▸ Problem statement
Say how many lines hold the string "color", and nothing more.

▸ Input for this task
** START **

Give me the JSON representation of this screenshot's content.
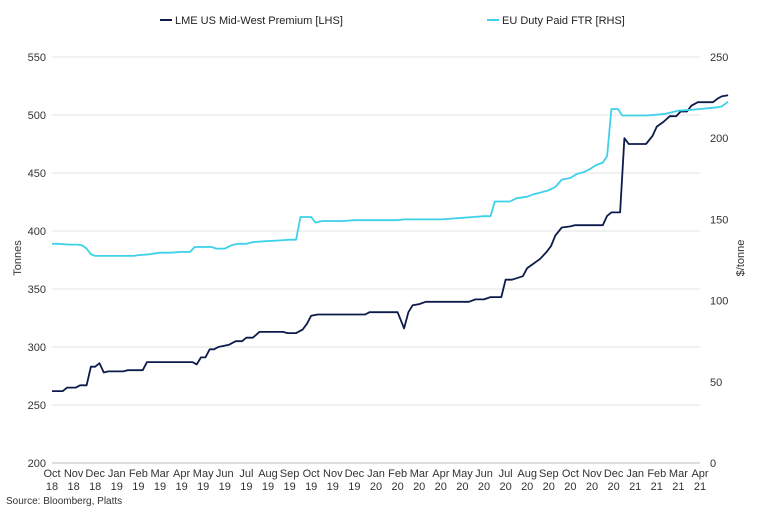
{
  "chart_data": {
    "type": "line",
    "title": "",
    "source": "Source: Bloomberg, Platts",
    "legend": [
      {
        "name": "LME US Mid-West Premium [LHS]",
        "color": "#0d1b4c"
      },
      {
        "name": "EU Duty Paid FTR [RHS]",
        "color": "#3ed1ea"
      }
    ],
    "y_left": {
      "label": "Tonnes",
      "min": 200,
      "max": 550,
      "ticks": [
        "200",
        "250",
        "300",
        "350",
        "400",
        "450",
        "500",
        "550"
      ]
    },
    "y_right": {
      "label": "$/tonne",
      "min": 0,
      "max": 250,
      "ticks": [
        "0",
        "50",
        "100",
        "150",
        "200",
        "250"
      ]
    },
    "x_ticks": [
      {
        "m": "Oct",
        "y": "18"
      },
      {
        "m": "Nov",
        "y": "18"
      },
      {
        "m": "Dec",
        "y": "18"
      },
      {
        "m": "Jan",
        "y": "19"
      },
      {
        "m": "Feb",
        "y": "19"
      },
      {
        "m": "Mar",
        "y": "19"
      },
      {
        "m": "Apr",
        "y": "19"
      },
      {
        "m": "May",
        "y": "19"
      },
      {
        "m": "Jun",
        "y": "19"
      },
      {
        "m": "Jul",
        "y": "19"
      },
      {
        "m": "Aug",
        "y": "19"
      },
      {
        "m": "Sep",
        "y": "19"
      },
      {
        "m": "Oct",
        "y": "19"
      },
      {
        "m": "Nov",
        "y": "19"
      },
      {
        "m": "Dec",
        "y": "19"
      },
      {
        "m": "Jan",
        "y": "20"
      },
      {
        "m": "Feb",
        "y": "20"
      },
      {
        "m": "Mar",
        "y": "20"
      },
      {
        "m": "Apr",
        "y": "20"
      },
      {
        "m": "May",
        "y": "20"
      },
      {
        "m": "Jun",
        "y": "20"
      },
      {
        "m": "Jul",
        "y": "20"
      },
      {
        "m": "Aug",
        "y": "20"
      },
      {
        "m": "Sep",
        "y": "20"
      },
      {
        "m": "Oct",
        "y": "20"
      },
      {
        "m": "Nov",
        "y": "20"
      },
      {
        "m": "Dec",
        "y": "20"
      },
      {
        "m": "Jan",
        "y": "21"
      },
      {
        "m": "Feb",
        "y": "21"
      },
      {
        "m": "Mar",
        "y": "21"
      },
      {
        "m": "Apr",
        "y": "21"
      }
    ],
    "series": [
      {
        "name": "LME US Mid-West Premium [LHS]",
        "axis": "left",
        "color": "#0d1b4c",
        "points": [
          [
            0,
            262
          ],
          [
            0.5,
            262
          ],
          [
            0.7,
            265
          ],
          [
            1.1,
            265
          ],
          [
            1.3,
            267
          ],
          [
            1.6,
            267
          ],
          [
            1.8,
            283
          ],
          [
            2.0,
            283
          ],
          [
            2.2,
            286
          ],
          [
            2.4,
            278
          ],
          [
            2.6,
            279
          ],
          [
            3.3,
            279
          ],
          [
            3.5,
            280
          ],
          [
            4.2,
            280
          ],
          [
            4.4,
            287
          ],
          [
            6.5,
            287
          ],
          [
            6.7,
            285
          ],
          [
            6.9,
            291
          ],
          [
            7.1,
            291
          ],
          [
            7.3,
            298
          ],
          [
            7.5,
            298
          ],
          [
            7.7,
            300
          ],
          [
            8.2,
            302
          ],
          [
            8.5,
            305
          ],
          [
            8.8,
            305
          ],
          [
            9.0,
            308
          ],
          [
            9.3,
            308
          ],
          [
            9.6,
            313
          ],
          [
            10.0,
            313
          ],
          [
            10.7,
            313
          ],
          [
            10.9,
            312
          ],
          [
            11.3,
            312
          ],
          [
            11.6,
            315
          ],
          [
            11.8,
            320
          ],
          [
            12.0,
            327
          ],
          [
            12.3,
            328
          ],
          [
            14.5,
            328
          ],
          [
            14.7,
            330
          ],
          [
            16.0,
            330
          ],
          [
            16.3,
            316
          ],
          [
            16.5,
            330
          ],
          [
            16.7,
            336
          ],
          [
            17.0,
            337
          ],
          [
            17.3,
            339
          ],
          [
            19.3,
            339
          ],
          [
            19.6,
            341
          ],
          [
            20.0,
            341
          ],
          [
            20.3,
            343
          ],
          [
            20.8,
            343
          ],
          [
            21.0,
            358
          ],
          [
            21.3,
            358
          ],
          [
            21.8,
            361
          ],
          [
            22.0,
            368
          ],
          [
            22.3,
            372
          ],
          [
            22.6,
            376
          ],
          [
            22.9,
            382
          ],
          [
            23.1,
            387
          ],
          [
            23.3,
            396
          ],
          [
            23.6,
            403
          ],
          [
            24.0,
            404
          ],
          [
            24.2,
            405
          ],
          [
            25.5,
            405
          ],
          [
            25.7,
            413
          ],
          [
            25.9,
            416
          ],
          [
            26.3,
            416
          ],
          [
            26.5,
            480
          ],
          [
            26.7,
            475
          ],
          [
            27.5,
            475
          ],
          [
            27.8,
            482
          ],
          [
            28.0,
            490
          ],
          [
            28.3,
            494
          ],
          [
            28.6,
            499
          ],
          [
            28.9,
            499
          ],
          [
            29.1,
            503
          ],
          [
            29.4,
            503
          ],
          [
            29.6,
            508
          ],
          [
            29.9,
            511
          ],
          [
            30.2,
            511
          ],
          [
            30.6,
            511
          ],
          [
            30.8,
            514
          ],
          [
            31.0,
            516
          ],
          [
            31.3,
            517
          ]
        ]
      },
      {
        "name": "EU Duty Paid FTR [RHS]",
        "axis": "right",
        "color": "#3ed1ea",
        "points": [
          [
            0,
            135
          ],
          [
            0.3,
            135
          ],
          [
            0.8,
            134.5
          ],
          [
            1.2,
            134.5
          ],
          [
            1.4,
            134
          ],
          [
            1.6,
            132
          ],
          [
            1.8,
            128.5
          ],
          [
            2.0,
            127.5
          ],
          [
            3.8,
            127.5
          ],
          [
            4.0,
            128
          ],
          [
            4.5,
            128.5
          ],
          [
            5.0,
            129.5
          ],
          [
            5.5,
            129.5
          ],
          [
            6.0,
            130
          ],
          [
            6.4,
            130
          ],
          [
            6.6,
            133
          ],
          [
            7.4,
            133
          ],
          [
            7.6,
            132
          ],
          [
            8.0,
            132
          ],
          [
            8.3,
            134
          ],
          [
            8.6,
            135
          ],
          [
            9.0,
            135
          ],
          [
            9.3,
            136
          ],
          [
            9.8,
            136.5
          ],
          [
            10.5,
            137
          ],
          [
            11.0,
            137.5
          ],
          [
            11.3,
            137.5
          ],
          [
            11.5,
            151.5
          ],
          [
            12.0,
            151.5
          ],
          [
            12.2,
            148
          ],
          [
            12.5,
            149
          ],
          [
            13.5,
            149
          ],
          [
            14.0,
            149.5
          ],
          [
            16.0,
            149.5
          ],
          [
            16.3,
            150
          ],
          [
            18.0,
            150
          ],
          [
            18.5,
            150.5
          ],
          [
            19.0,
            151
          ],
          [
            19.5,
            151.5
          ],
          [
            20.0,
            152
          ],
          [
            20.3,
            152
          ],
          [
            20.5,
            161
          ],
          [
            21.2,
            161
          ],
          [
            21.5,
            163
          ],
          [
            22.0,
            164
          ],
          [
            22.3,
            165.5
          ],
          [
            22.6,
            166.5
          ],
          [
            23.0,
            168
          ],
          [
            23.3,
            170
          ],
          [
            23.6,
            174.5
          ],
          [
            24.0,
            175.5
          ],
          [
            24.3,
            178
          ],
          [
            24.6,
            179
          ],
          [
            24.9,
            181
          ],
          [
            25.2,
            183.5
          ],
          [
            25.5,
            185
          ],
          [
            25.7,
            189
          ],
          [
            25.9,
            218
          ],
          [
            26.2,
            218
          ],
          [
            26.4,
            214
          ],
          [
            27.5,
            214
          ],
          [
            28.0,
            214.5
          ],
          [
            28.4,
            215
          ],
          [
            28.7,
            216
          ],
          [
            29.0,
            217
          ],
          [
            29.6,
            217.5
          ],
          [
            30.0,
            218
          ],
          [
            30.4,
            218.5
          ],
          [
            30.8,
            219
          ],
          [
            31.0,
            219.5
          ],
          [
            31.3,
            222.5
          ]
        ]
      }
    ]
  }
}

** END **

▸ Exercise output
4